++++ PROVIDED RECORDS

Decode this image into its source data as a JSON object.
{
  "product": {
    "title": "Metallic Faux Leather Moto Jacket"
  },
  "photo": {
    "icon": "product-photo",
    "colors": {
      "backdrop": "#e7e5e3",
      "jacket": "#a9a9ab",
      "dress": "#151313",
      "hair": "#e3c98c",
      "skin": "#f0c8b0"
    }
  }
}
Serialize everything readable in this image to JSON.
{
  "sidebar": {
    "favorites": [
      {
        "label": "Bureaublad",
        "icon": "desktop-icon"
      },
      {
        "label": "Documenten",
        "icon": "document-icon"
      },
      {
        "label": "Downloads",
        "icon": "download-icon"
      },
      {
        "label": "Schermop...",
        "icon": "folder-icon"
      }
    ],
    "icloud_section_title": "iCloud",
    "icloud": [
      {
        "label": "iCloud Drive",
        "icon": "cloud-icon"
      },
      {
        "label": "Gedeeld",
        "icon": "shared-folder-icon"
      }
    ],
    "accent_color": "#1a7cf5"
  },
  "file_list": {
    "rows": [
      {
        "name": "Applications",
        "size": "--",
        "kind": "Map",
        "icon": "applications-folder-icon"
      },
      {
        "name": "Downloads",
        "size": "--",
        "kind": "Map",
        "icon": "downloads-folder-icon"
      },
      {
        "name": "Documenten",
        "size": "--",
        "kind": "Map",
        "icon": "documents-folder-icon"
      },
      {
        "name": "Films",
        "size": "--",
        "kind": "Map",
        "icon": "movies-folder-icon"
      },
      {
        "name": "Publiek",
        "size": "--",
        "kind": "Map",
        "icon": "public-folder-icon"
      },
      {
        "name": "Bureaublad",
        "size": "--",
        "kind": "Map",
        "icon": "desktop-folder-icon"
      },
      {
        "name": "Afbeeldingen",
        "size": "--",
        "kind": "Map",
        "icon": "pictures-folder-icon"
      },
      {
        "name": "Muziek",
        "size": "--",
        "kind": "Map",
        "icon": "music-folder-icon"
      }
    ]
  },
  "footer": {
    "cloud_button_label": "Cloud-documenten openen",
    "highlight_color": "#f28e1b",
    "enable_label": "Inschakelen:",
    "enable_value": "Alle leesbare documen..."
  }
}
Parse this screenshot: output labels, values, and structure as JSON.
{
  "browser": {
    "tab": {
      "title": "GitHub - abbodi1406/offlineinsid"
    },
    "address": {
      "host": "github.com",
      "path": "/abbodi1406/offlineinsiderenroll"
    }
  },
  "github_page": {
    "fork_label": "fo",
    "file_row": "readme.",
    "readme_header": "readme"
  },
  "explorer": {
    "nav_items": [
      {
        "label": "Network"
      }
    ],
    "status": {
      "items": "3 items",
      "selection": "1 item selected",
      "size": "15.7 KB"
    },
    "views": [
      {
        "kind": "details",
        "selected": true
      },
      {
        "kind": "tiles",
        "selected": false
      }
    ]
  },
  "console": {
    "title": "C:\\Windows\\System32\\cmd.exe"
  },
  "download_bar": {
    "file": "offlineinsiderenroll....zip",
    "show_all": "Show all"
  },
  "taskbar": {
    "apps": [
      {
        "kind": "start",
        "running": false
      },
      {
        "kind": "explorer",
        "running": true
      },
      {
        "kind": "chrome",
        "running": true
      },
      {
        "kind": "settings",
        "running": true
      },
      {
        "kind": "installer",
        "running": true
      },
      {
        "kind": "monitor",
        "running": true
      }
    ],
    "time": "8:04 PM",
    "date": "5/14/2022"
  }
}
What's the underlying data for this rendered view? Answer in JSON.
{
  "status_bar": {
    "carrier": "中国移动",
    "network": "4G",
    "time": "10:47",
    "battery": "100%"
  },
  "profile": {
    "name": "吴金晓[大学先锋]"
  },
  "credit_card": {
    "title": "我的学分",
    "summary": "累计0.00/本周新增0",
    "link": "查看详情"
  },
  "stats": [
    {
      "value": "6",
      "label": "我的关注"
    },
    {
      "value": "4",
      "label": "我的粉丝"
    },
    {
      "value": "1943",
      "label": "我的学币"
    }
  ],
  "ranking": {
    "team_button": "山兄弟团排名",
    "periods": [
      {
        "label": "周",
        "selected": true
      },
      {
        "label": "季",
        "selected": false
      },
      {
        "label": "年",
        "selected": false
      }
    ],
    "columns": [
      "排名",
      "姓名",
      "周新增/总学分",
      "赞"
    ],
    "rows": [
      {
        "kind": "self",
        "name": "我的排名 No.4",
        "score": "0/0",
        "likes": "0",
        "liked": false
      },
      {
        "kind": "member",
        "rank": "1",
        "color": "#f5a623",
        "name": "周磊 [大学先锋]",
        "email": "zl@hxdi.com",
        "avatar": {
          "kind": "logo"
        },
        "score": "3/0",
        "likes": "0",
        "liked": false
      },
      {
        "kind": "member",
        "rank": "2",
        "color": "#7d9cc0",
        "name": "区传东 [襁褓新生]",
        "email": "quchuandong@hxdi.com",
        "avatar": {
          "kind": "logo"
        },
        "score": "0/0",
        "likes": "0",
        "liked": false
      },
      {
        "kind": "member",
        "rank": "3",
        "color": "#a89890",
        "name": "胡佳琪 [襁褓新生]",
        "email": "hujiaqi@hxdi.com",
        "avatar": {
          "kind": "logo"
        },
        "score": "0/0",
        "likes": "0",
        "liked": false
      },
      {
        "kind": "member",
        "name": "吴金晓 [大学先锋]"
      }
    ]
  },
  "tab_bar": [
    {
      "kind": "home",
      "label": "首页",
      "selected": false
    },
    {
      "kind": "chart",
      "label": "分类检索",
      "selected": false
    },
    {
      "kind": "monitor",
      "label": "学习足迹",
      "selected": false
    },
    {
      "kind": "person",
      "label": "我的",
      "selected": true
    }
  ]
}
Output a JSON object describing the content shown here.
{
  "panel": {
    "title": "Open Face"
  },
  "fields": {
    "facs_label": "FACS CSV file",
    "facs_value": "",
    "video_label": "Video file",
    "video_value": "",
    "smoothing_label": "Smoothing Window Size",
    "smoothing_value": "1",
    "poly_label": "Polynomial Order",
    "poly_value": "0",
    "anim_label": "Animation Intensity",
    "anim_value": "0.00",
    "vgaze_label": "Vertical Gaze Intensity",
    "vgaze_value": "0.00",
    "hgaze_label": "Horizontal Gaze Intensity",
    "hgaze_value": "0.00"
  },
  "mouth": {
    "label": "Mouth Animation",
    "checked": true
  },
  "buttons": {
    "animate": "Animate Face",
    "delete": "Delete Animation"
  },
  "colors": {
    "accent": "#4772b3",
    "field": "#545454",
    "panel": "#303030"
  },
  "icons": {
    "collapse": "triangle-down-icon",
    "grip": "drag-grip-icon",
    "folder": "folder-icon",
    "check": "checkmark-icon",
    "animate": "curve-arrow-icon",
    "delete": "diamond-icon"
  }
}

++++++++

**DIRECTION:** Each line of the listing should be copied exactly.

**REPLY:**
Decode this image into its source data as a JSON object.
{
  "product": {
    "title": "Metallic Faux Leather Moto Jacket"
  },
  "photo": {
    "icon": "product-photo",
    "colors": {
      "backdrop": "#e7e5e3",
      "jacket": "#a9a9ab",
      "dress": "#151313",
      "hair": "#e3c98c",
      "skin": "#f0c8b0"
    }
  }
}
Serialize everything readable in this image to JSON.
{
  "sidebar": {
    "favorites": [
      {
        "label": "Bureaublad",
        "icon": "desktop-icon"
      },
      {
        "label": "Documenten",
        "icon": "document-icon"
      },
      {
        "label": "Downloads",
        "icon": "download-icon"
      },
      {
        "label": "Schermop...",
        "icon": "folder-icon"
      }
    ],
    "icloud_section_title": "iCloud",
    "icloud": [
      {
        "label": "iCloud Drive",
        "icon": "cloud-icon"
      },
      {
        "label": "Gedeeld",
        "icon": "shared-folder-icon"
      }
    ],
    "accent_color": "#1a7cf5"
  },
  "file_list": {
    "rows": [
      {
        "name": "Applications",
        "size": "--",
        "kind": "Map",
        "icon": "applications-folder-icon"
      },
      {
        "name": "Downloads",
        "size": "--",
        "kind": "Map",
        "icon": "downloads-folder-icon"
      },
      {
        "name": "Documenten",
        "size": "--",
        "kind": "Map",
        "icon": "documents-folder-icon"
      },
      {
        "name": "Films",
        "size": "--",
        "kind": "Map",
        "icon": "movies-folder-icon"
      },
      {
        "name": "Publiek",
        "size": "--",
        "kind": "Map",
        "icon": "public-folder-icon"
      },
      {
        "name": "Bureaublad",
        "size": "--",
        "kind": "Map",
        "icon": "desktop-folder-icon"
      },
      {
        "name": "Afbeeldingen",
        "size": "--",
        "kind": "Map",
        "icon": "pictures-folder-icon"
      },
      {
        "name": "Muziek",
        "size": "--",
        "kind": "Map",
        "icon": "music-folder-icon"
      }
    ]
  },
  "footer": {
    "cloud_button_label": "Cloud-documenten openen",
    "highlight_color": "#f28e1b",
    "enable_label": "Inschakelen:",
    "enable_value": "Alle leesbare documen..."
  }
}
Parse this screenshot: output labels, values, and structure as JSON.
{
  "browser": {
    "tab": {
      "title": "GitHub - abbodi1406/offlineinsid"
    },
    "address": {
      "host": "github.com",
      "path": "/abbodi1406/offlineinsiderenroll"
    }
  },
  "github_page": {
    "fork_label": "fo",
    "file_row": "readme.",
    "readme_header": "readme"
  },
  "explorer": {
    "nav_items": [
      {
        "label": "Network"
      }
    ],
    "status": {
      "items": "3 items",
      "selection": "1 item selected",
      "size": "15.7 KB"
    },
    "views": [
      {
        "kind": "details",
        "selected": true
      },
      {
        "kind": "tiles",
        "selected": false
      }
    ]
  },
  "console": {
    "title": "C:\\Windows\\System32\\cmd.exe"
  },
  "download_bar": {
    "file": "offlineinsiderenroll....zip",
    "show_all": "Show all"
  },
  "taskbar": {
    "apps": [
      {
        "kind": "start",
        "running": false
      },
      {
        "kind": "explorer",
        "running": true
      },
      {
        "kind": "chrome",
        "running": true
      },
      {
        "kind": "settings",
        "running": true
      },
      {
        "kind": "installer",
        "running": true
      },
      {
        "kind": "monitor",
        "running": true
      }
    ],
    "time": "8:04 PM",
    "date": "5/14/2022"
  }
}
What's the underlying data for this rendered view? Answer in JSON.
{
  "status_bar": {
    "carrier": "中国移动",
    "network": "4G",
    "time": "10:47",
    "battery": "100%"
  },
  "profile": {
    "name": "吴金晓[大学先锋]"
  },
  "credit_card": {
    "title": "我的学分",
    "summary": "累计0.00/本周新增0",
    "link": "查看详情"
  },
  "stats": [
    {
      "value": "6",
      "label": "我的关注"
    },
    {
      "value": "4",
      "label": "我的粉丝"
    },
    {
      "value": "1943",
      "label": "我的学币"
    }
  ],
  "ranking": {
    "team_button": "山兄弟团排名",
    "periods": [
      {
        "label": "周",
        "selected": true
      },
      {
        "label": "季",
        "selected": false
      },
      {
        "label": "年",
        "selected": false
      }
    ],
    "columns": [
      "排名",
      "姓名",
      "周新增/总学分",
      "赞"
    ],
    "rows": [
      {
        "kind": "self",
        "name": "我的排名 No.4",
        "score": "0/0",
        "likes": "0",
        "liked": false
      },
      {
        "kind": "member",
        "rank": "1",
        "color": "#f5a623",
        "name": "周磊 [大学先锋]",
        "email": "zl@hxdi.com",
        "avatar": {
          "kind": "logo"
        },
        "score": "3/0",
        "likes": "0",
        "liked": false
      },
      {
        "kind": "member",
        "rank": "2",
        "color": "#7d9cc0",
        "name": "区传东 [襁褓新生]",
        "email": "quchuandong@hxdi.com",
        "avatar": {
          "kind": "logo"
        },
        "score": "0/0",
        "likes": "0",
        "liked": false
      },
      {
        "kind": "member",
        "rank": "3",
        "color": "#a89890",
        "name": "胡佳琪 [襁褓新生]",
        "email": "hujiaqi@hxdi.com",
        "avatar": {
          "kind": "logo"
        },
        "score": "0/0",
        "likes": "0",
        "liked": false
      },
      {
        "kind": "member",
        "name": "吴金晓 [大学先锋]"
      }
    ]
  },
  "tab_bar": [
    {
      "kind": "home",
      "label": "首页",
      "selected": false
    },
    {
      "kind": "chart",
      "label": "分类检索",
      "selected": false
    },
    {
      "kind": "monitor",
      "label": "学习足迹",
      "selected": false
    },
    {
      "kind": "person",
      "label": "我的",
      "selected": true
    }
  ]
}
Output a JSON object describing the content shown here.
{
  "panel": {
    "title": "Open Face"
  },
  "fields": {
    "facs_label": "FACS CSV file",
    "facs_value": "",
    "video_label": "Video file",
    "video_value": "",
    "smoothing_label": "Smoothing Window Size",
    "smoothing_value": "1",
    "poly_label": "Polynomial Order",
    "poly_value": "0",
    "anim_label": "Animation Intensity",
    "anim_value": "0.00",
    "vgaze_label": "Vertical Gaze Intensity",
    "vgaze_value": "0.00",
    "hgaze_label": "Horizontal Gaze Intensity",
    "hgaze_value": "0.00"
  },
  "mouth": {
    "label": "Mouth Animation",
    "checked": true
  },
  "buttons": {
    "animate": "Animate Face",
    "delete": "Delete Animation"
  },
  "colors": {
    "accent": "#4772b3",
    "field": "#545454",
    "panel": "#303030"
  },
  "icons": {
    "collapse": "triangle-down-icon",
    "grip": "drag-grip-icon",
    "folder": "folder-icon",
    "check": "checkmark-icon",
    "animate": "curve-arrow-icon",
    "delete": "diamond-icon"
  }
}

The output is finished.